◆ Requirements
Write out the items as a numbered list, skipping any blank lines, from the first line through the line containing "anno-17: 17 [732,192,752,207]".
------ Excerpted records
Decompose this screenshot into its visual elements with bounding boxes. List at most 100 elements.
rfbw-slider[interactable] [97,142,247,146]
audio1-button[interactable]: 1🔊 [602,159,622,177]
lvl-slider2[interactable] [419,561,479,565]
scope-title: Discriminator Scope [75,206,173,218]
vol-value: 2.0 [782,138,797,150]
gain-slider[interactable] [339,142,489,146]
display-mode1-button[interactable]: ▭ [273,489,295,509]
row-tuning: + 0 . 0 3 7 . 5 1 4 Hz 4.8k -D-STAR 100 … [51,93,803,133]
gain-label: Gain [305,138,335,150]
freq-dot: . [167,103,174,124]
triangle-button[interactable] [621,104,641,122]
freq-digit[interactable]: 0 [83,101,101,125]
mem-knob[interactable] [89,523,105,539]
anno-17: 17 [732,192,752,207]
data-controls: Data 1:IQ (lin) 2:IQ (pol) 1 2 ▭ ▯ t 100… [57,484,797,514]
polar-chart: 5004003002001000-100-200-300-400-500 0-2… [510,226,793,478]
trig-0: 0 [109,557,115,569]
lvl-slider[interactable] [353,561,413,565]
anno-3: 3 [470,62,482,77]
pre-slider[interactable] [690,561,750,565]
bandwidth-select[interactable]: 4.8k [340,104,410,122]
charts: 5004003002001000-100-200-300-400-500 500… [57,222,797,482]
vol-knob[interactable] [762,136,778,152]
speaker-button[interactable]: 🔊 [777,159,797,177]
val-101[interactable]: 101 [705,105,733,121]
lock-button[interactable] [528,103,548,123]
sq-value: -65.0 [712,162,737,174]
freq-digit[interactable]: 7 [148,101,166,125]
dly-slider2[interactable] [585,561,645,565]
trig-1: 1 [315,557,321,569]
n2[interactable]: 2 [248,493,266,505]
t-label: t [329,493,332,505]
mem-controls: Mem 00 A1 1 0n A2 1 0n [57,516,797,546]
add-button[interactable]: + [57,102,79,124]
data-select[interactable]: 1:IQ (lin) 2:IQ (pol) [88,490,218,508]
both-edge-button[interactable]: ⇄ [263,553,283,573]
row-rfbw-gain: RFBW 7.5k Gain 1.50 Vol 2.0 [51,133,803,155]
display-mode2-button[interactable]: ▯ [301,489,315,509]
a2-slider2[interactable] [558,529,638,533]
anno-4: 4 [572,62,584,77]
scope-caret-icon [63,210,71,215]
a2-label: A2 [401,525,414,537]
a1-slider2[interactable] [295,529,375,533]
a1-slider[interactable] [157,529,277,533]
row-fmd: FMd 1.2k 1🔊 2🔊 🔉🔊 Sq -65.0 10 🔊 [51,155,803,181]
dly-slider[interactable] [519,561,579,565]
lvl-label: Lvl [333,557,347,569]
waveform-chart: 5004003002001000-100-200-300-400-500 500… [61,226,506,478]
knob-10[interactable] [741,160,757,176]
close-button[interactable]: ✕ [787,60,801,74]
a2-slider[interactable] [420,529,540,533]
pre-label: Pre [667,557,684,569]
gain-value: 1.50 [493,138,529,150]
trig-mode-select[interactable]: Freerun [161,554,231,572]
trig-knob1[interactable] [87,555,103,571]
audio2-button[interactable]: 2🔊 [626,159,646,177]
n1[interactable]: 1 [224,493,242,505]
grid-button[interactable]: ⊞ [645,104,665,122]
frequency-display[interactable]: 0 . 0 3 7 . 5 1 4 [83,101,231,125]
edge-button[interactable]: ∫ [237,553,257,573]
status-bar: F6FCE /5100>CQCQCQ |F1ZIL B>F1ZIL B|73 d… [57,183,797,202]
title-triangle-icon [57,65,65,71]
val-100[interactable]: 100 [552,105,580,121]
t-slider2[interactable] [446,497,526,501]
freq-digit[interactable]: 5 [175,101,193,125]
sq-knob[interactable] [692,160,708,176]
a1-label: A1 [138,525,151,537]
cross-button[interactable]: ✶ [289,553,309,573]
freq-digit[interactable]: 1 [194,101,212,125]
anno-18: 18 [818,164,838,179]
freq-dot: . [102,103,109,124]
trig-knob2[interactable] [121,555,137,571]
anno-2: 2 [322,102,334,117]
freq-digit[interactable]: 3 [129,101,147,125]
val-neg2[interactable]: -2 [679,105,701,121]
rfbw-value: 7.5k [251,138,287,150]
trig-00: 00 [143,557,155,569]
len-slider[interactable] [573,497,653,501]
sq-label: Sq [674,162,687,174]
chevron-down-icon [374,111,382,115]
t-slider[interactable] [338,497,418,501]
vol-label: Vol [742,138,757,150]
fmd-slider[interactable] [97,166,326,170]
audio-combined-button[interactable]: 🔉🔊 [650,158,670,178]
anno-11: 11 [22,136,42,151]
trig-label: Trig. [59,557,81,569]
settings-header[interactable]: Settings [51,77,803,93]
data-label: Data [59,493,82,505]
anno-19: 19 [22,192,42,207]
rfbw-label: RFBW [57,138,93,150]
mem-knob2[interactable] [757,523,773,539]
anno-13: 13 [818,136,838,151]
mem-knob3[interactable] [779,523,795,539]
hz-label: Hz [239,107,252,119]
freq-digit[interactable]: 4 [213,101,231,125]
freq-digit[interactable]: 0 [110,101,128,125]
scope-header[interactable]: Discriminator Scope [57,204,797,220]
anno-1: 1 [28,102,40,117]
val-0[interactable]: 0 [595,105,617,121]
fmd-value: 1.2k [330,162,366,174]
------------
◆ Full solution
1. Decompose this screenshot into its visual elements with bounding boxes. List at most 100 elements.
2. rfbw-slider[interactable] [97,142,247,146]
3. audio1-button[interactable]: 1🔊 [602,159,622,177]
4. lvl-slider2[interactable] [419,561,479,565]
5. scope-title: Discriminator Scope [75,206,173,218]
6. vol-value: 2.0 [782,138,797,150]
7. gain-slider[interactable] [339,142,489,146]
8. display-mode1-button[interactable]: ▭ [273,489,295,509]
9. row-tuning: + 0 . 0 3 7 . 5 1 4 Hz 4.8k -D-STAR 100 … [51,93,803,133]
10. gain-label: Gain [305,138,335,150]
11. freq-dot: . [167,103,174,124]
12. triangle-button[interactable] [621,104,641,122]
13. freq-digit[interactable]: 0 [83,101,101,125]
14. mem-knob[interactable] [89,523,105,539]
15. anno-17: 17 [732,192,752,207]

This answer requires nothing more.